─── ENTRIES SUPPLIED ───

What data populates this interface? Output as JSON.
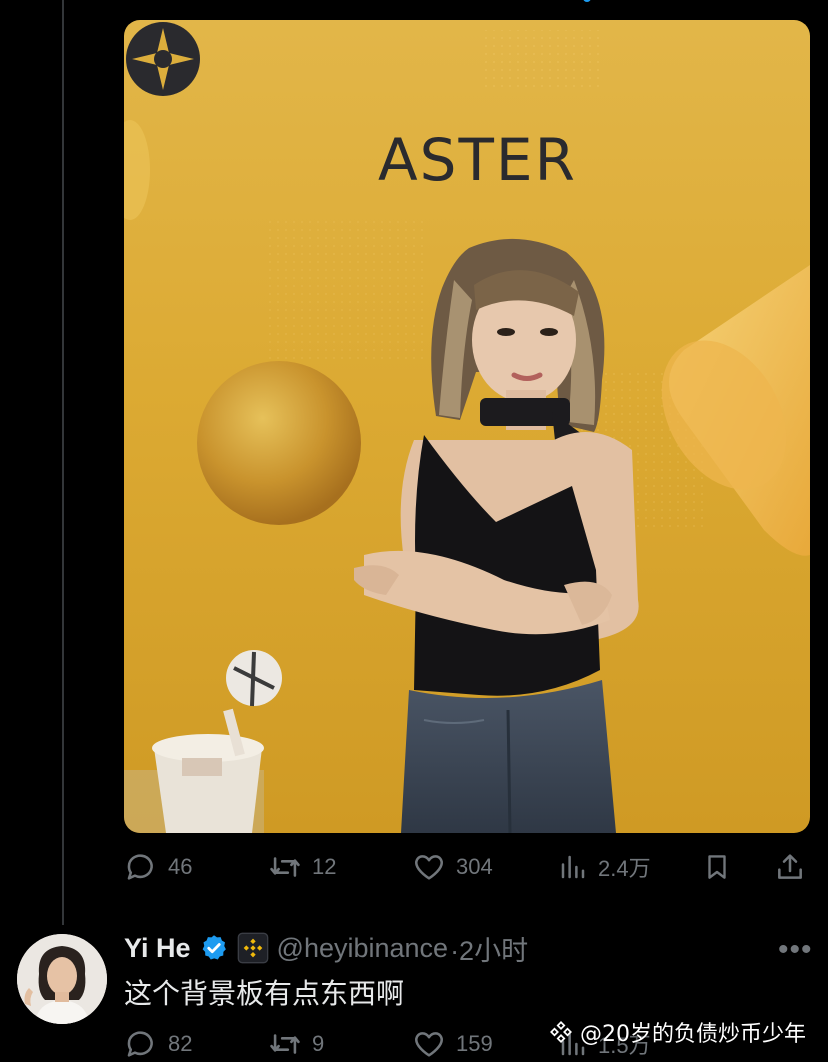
{
  "post": {
    "image_brand_text": "ASTER",
    "stats": {
      "replies": "46",
      "reposts": "12",
      "likes": "304",
      "views": "2.4万"
    }
  },
  "reply": {
    "name": "Yi He",
    "handle": "@heyibinance",
    "time": "·2小时",
    "text": "这个背景板有点东西啊",
    "stats": {
      "replies": "82",
      "reposts": "9",
      "likes": "159",
      "views": "1.5万"
    }
  },
  "watermark": "@20岁的负债炒币少年",
  "colors": {
    "background": "#000000",
    "muted": "#71767b",
    "text": "#e7e9ea",
    "verified": "#1d9bf0",
    "binance": "#f0b90b"
  },
  "icons": [
    "reply-icon",
    "repost-icon",
    "like-icon",
    "views-icon",
    "bookmark-icon",
    "share-icon",
    "verified-badge-icon",
    "binance-badge-icon",
    "more-icon"
  ]
}
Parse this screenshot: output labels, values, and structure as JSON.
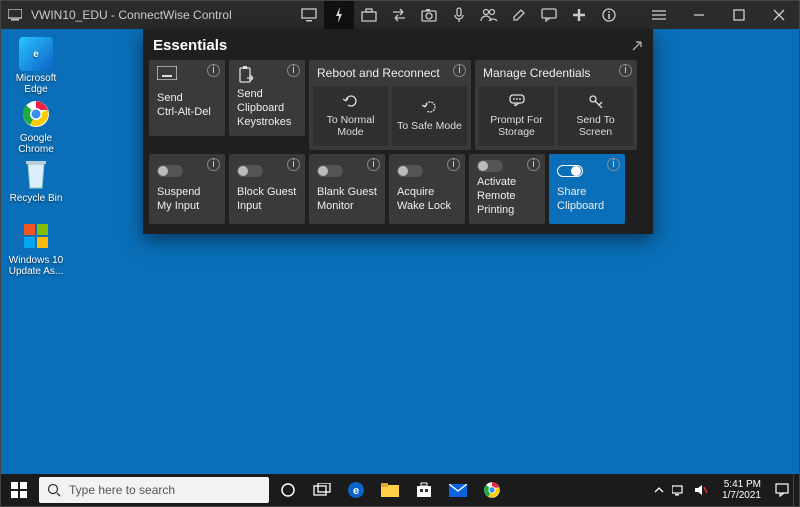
{
  "window": {
    "title": "VWIN10_EDU - ConnectWise Control"
  },
  "panel": {
    "title": "Essentials",
    "row1": {
      "send_cad": "Send\nCtrl-Alt-Del",
      "send_clip": "Send Clipboard Keystrokes",
      "reboot": {
        "header": "Reboot and Reconnect",
        "normal": "To Normal Mode",
        "safe": "To Safe Mode"
      },
      "creds": {
        "header": "Manage Credentials",
        "prompt": "Prompt For Storage",
        "send": "Send To Screen"
      }
    },
    "row2": {
      "suspend": "Suspend My Input",
      "block": "Block Guest Input",
      "blank": "Blank Guest Monitor",
      "wake": "Acquire Wake Lock",
      "print": "Activate Remote Printing",
      "share": "Share Clipboard"
    }
  },
  "desktop_icons": {
    "edge": "Microsoft Edge",
    "chrome": "Google Chrome",
    "recycle": "Recycle Bin",
    "update": "Windows 10 Update As..."
  },
  "taskbar": {
    "search_placeholder": "Type here to search",
    "time": "5:41 PM",
    "date": "1/7/2021"
  }
}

───

DIRECTIONS — Using the data above, copy each line that contains "Mode".

RESULT OF THE TASK —
        "normal": "To Normal Mode",
        "safe": "To Safe Mode"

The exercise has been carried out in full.